§ INSTRUCTION
In the data below, rename "banner-detail-line" to "banner-info-line" wherever it occurs, and reproduce every line with nothing else changed.

Bounding box data
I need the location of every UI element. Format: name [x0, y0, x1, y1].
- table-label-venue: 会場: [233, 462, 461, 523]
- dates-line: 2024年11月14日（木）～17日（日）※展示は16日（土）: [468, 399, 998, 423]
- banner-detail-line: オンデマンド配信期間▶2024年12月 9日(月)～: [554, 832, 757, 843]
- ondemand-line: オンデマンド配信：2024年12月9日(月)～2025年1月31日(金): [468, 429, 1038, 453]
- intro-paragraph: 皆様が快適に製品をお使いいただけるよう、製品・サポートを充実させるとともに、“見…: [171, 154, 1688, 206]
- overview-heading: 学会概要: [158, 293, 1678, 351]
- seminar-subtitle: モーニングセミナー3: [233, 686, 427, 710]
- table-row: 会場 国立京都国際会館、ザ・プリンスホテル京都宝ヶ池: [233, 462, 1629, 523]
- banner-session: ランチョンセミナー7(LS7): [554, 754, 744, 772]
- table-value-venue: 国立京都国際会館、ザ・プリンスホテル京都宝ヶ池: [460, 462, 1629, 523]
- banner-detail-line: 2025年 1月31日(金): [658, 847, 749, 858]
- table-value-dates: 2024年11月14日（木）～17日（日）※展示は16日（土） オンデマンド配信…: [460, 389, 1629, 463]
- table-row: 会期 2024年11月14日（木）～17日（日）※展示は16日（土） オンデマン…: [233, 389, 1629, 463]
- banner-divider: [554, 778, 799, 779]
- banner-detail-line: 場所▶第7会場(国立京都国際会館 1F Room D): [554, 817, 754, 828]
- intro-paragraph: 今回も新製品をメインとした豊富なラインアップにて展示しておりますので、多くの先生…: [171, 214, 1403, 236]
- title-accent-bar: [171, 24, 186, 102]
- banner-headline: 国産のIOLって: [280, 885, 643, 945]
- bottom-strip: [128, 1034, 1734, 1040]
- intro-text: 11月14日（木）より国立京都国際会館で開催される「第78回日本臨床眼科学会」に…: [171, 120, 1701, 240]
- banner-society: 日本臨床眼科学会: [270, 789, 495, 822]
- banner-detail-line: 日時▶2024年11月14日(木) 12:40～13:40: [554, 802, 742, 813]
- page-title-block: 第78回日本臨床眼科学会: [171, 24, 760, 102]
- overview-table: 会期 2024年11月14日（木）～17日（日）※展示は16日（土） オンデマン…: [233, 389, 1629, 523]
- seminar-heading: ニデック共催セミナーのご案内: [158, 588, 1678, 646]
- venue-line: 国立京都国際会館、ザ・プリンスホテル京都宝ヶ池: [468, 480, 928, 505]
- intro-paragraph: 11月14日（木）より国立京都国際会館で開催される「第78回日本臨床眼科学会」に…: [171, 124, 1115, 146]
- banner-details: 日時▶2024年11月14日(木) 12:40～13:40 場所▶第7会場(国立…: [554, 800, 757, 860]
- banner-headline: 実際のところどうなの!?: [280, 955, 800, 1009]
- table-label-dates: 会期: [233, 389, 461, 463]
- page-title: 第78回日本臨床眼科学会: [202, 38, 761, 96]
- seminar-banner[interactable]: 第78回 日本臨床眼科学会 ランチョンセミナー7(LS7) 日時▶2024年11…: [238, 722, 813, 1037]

§ ANSWER TO THIS PROBLEM
I need the location of every UI element. Format: name [x0, y0, x1, y1].
- table-label-venue: 会場: [233, 462, 461, 523]
- dates-line: 2024年11月14日（木）～17日（日）※展示は16日（土）: [468, 399, 998, 423]
- banner-info-line: オンデマンド配信期間▶2024年12月 9日(月)～: [554, 832, 757, 843]
- ondemand-line: オンデマンド配信：2024年12月9日(月)～2025年1月31日(金): [468, 429, 1038, 453]
- intro-paragraph: 皆様が快適に製品をお使いいただけるよう、製品・サポートを充実させるとともに、“見…: [171, 154, 1688, 206]
- overview-heading: 学会概要: [158, 293, 1678, 351]
- seminar-subtitle: モーニングセミナー3: [233, 686, 427, 710]
- table-row: 会場 国立京都国際会館、ザ・プリンスホテル京都宝ヶ池: [233, 462, 1629, 523]
- banner-session: ランチョンセミナー7(LS7): [554, 754, 744, 772]
- table-value-venue: 国立京都国際会館、ザ・プリンスホテル京都宝ヶ池: [460, 462, 1629, 523]
- banner-info-line: 2025年 1月31日(金): [658, 847, 749, 858]
- table-value-dates: 2024年11月14日（木）～17日（日）※展示は16日（土） オンデマンド配信…: [460, 389, 1629, 463]
- table-row: 会期 2024年11月14日（木）～17日（日）※展示は16日（土） オンデマン…: [233, 389, 1629, 463]
- banner-divider: [554, 778, 799, 779]
- banner-info-line: 場所▶第7会場(国立京都国際会館 1F Room D): [554, 817, 754, 828]
- intro-paragraph: 今回も新製品をメインとした豊富なラインアップにて展示しておりますので、多くの先生…: [171, 214, 1403, 236]
- title-accent-bar: [171, 24, 186, 102]
- banner-headline: 国産のIOLって: [280, 885, 643, 945]
- bottom-strip: [128, 1034, 1734, 1040]
- intro-text: 11月14日（木）より国立京都国際会館で開催される「第78回日本臨床眼科学会」に…: [171, 120, 1701, 240]
- banner-society: 日本臨床眼科学会: [270, 789, 495, 822]
- banner-info-line: 日時▶2024年11月14日(木) 12:40～13:40: [554, 802, 742, 813]
- page-title-block: 第78回日本臨床眼科学会: [171, 24, 760, 102]
- overview-table: 会期 2024年11月14日（木）～17日（日）※展示は16日（土） オンデマン…: [233, 389, 1629, 523]
- seminar-heading: ニデック共催セミナーのご案内: [158, 588, 1678, 646]
- venue-line: 国立京都国際会館、ザ・プリンスホテル京都宝ヶ池: [468, 480, 928, 505]
- intro-paragraph: 11月14日（木）より国立京都国際会館で開催される「第78回日本臨床眼科学会」に…: [171, 124, 1115, 146]
- banner-details: 日時▶2024年11月14日(木) 12:40～13:40 場所▶第7会場(国立…: [554, 800, 757, 860]
- banner-headline: 実際のところどうなの!?: [280, 955, 800, 1009]
- table-label-dates: 会期: [233, 389, 461, 463]
- page-title: 第78回日本臨床眼科学会: [202, 38, 761, 96]
- seminar-banner[interactable]: 第78回 日本臨床眼科学会 ランチョンセミナー7(LS7) 日時▶2024年11…: [238, 722, 813, 1037]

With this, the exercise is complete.